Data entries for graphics
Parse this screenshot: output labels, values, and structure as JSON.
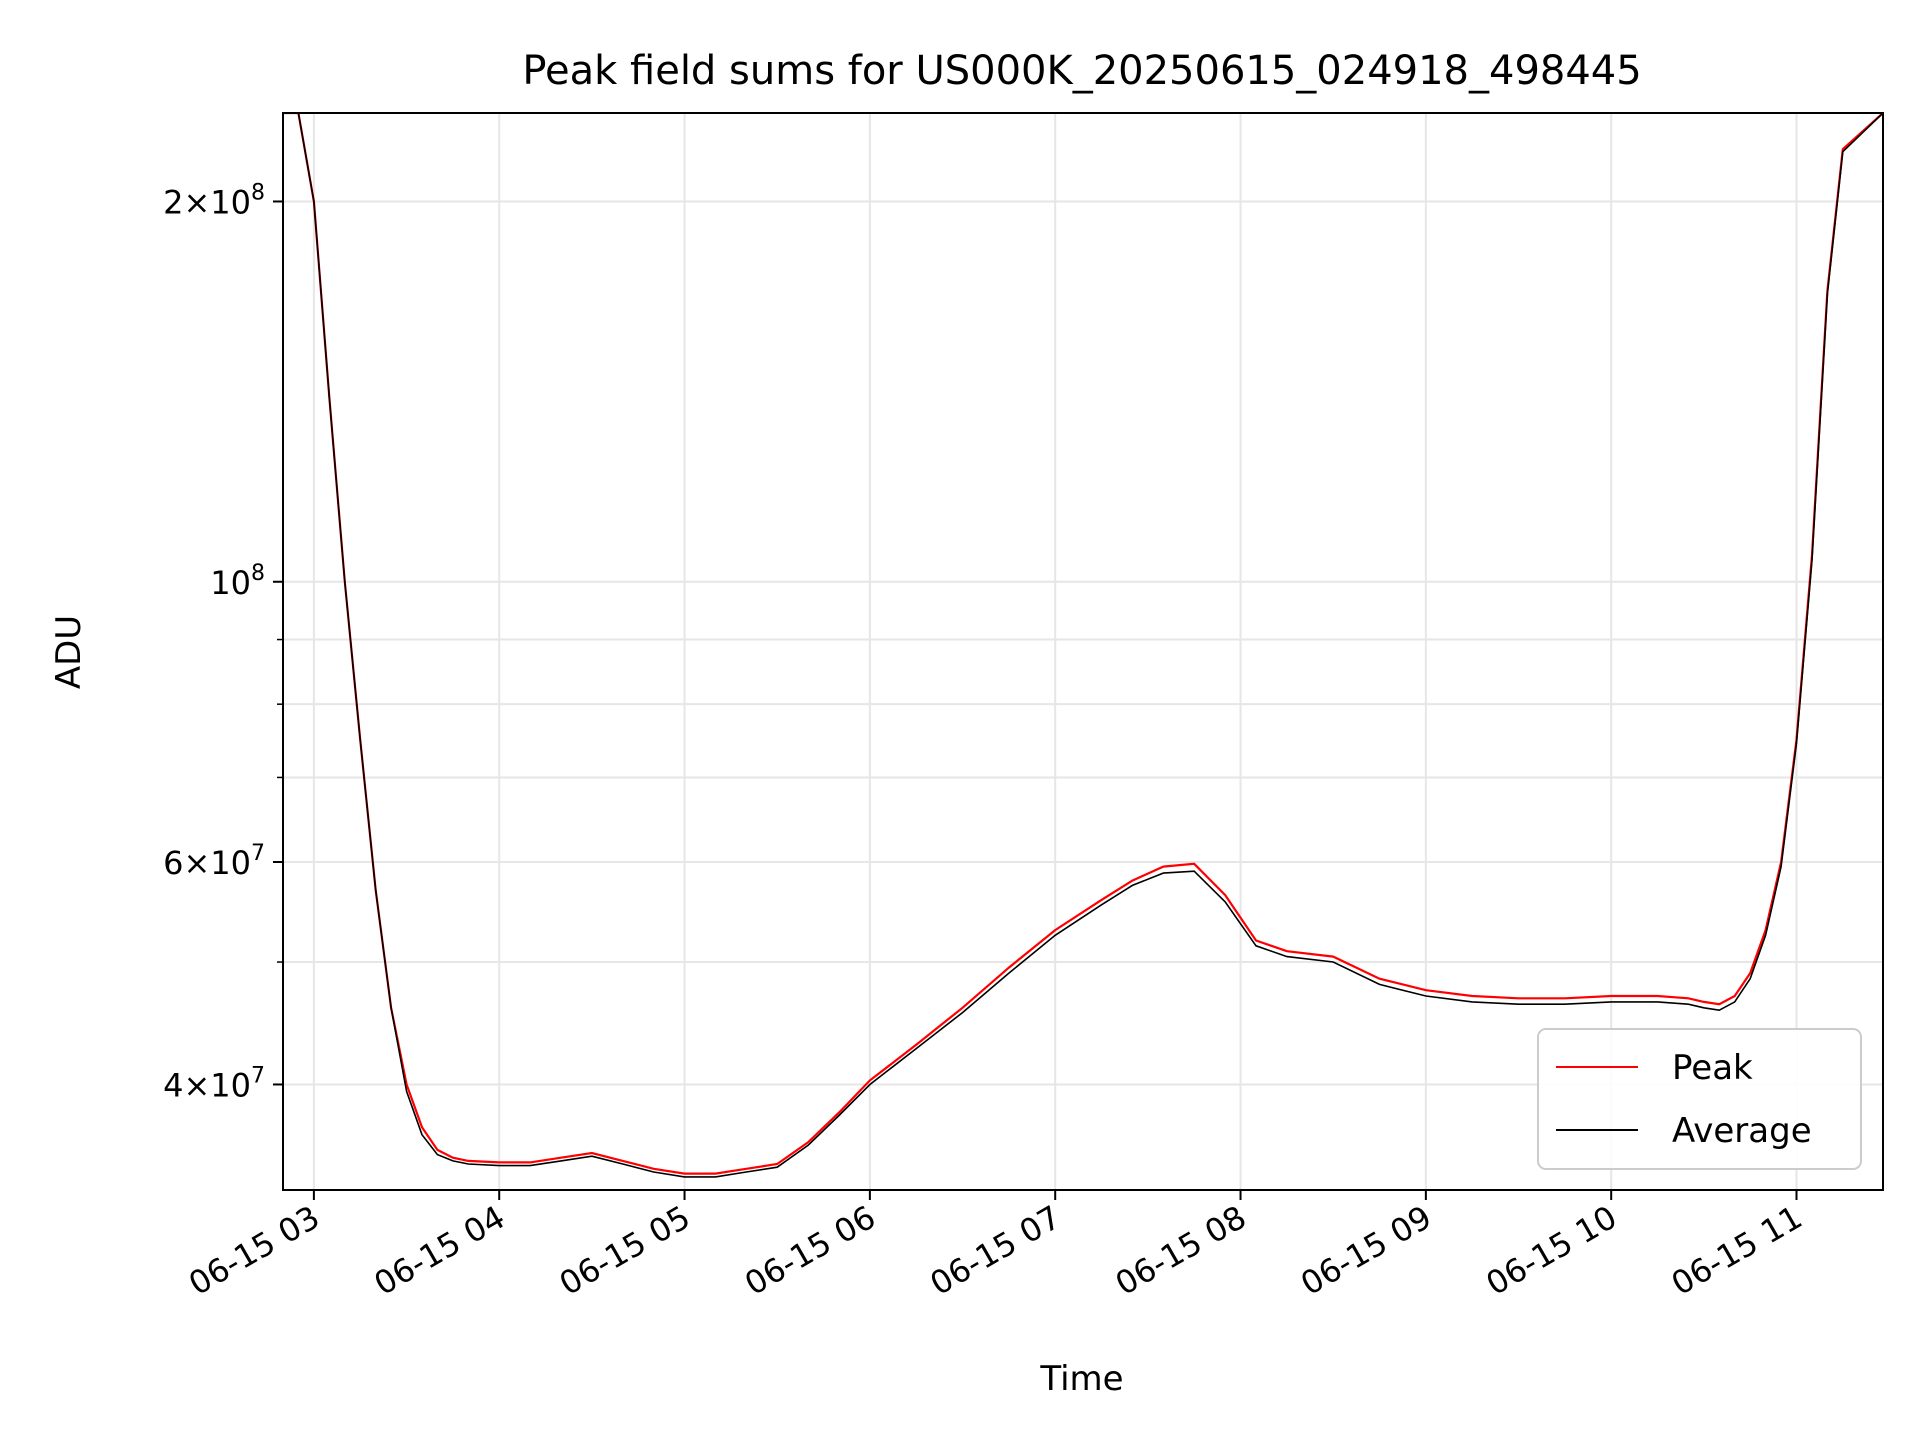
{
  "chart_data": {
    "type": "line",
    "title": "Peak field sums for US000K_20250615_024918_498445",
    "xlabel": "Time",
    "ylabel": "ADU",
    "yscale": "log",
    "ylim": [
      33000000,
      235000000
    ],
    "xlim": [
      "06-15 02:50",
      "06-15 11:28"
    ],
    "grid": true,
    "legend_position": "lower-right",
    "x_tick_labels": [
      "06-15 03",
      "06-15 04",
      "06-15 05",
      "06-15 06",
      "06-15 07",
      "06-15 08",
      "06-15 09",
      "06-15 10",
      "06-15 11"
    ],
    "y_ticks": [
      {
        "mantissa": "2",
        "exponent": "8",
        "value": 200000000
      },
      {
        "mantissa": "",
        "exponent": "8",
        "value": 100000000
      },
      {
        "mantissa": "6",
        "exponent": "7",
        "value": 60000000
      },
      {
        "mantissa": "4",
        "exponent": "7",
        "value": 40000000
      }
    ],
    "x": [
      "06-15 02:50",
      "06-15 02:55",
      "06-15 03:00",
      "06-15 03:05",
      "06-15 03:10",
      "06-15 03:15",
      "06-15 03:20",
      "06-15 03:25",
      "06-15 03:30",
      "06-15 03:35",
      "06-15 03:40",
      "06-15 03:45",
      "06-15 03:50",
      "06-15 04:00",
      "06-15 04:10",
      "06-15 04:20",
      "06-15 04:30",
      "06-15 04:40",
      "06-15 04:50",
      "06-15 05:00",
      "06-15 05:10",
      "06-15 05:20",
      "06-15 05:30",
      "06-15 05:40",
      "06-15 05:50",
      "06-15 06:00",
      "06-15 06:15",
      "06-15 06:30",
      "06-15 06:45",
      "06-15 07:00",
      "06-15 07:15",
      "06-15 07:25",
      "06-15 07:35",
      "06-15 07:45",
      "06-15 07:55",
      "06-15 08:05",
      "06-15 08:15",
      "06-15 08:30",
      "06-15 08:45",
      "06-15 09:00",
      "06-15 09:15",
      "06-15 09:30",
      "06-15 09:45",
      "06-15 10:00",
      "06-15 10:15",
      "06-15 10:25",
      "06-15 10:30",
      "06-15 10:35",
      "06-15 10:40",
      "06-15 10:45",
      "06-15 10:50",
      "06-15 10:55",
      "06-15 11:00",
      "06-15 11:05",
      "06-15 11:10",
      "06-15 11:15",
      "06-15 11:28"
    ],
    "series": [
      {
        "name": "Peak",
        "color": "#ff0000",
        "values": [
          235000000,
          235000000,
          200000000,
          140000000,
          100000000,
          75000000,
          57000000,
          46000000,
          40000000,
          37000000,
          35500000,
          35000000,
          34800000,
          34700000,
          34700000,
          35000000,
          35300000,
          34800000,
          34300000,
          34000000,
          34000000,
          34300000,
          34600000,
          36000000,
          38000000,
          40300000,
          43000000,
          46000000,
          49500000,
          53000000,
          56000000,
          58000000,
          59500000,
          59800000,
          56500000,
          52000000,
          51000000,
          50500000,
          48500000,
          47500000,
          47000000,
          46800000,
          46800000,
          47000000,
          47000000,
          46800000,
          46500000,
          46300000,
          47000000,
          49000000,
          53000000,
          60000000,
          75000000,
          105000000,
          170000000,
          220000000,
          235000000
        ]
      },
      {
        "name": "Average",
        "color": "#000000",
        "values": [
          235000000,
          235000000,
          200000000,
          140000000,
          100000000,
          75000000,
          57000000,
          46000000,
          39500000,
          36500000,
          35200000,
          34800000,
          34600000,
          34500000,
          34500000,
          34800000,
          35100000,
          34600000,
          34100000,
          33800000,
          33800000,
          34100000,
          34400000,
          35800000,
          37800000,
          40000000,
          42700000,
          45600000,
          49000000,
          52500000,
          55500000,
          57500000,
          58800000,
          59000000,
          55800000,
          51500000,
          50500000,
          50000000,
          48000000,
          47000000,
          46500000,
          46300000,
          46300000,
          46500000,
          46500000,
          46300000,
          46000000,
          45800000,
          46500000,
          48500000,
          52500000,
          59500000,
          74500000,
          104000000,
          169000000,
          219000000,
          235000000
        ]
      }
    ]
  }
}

* * *

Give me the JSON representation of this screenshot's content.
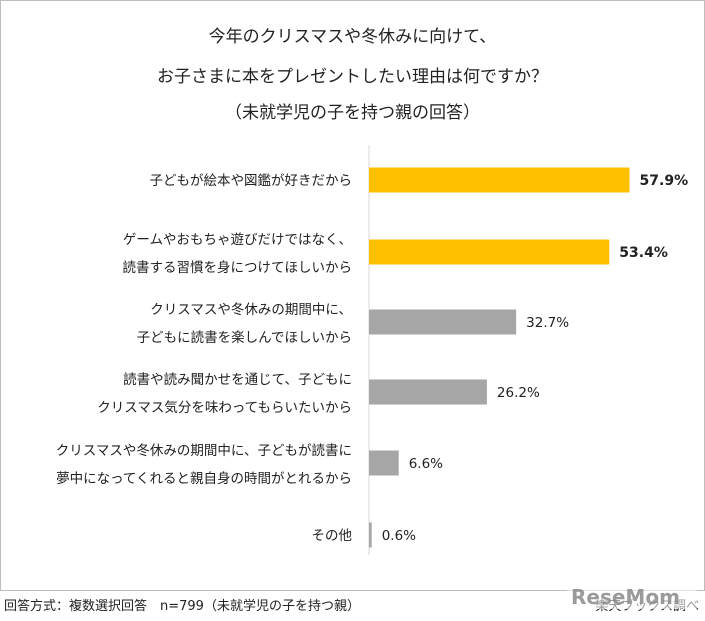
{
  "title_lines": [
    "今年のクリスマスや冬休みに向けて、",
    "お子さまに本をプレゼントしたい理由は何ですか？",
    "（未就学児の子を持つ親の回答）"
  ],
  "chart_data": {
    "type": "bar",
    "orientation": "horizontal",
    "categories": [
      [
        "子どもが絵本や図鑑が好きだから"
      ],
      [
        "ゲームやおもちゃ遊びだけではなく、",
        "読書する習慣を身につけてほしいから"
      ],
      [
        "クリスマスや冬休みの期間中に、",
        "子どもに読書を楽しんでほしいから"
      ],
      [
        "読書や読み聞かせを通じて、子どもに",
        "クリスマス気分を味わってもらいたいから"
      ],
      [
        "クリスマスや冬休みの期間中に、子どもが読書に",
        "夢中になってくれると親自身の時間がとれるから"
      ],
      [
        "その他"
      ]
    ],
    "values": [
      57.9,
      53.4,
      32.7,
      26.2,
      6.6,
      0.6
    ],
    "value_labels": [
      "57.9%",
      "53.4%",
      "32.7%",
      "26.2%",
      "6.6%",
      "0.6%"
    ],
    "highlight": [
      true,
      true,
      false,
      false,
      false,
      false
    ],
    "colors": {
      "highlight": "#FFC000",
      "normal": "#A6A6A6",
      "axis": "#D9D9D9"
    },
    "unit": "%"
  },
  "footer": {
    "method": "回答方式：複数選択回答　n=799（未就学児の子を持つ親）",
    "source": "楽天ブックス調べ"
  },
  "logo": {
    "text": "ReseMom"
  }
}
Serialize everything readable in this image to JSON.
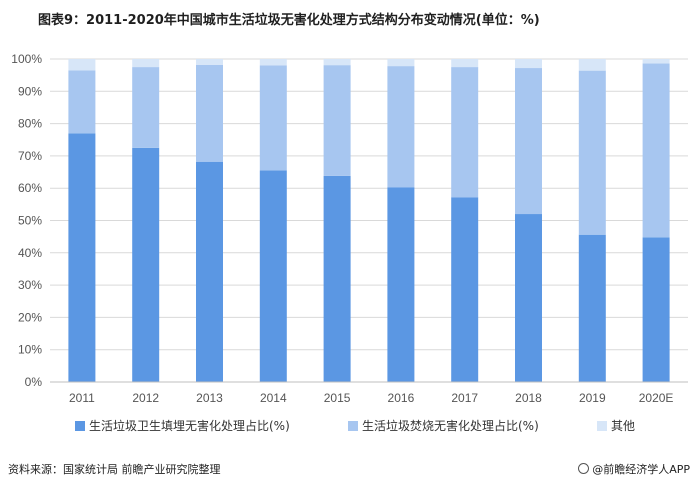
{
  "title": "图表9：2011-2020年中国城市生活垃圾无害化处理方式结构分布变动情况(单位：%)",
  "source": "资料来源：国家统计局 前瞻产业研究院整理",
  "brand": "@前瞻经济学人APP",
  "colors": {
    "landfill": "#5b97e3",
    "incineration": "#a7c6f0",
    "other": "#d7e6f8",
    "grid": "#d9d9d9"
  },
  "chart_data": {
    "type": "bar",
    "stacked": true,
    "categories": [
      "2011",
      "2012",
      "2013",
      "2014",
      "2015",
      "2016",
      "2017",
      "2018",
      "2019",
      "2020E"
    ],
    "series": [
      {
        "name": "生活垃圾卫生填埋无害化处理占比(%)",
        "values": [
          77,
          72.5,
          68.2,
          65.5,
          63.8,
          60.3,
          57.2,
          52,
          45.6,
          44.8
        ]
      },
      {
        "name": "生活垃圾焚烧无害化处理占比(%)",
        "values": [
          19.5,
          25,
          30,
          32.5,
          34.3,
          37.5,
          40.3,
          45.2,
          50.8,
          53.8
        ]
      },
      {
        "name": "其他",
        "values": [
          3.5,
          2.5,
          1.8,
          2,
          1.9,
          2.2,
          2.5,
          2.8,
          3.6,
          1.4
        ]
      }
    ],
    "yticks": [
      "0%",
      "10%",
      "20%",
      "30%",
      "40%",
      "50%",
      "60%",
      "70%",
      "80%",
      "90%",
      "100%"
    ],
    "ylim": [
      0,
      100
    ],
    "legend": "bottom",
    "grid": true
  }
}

• **WHAT NEEDS TO BE DONE**: Among the lines of the material, find those that hold the word "JSON" and copy them.

• **TASK OUTPUT**:
Parse this screenshot: output labels, values, and structure as JSON.
Give me the JSON representation of this screenshot's content.
Serialize everything readable in this image to JSON.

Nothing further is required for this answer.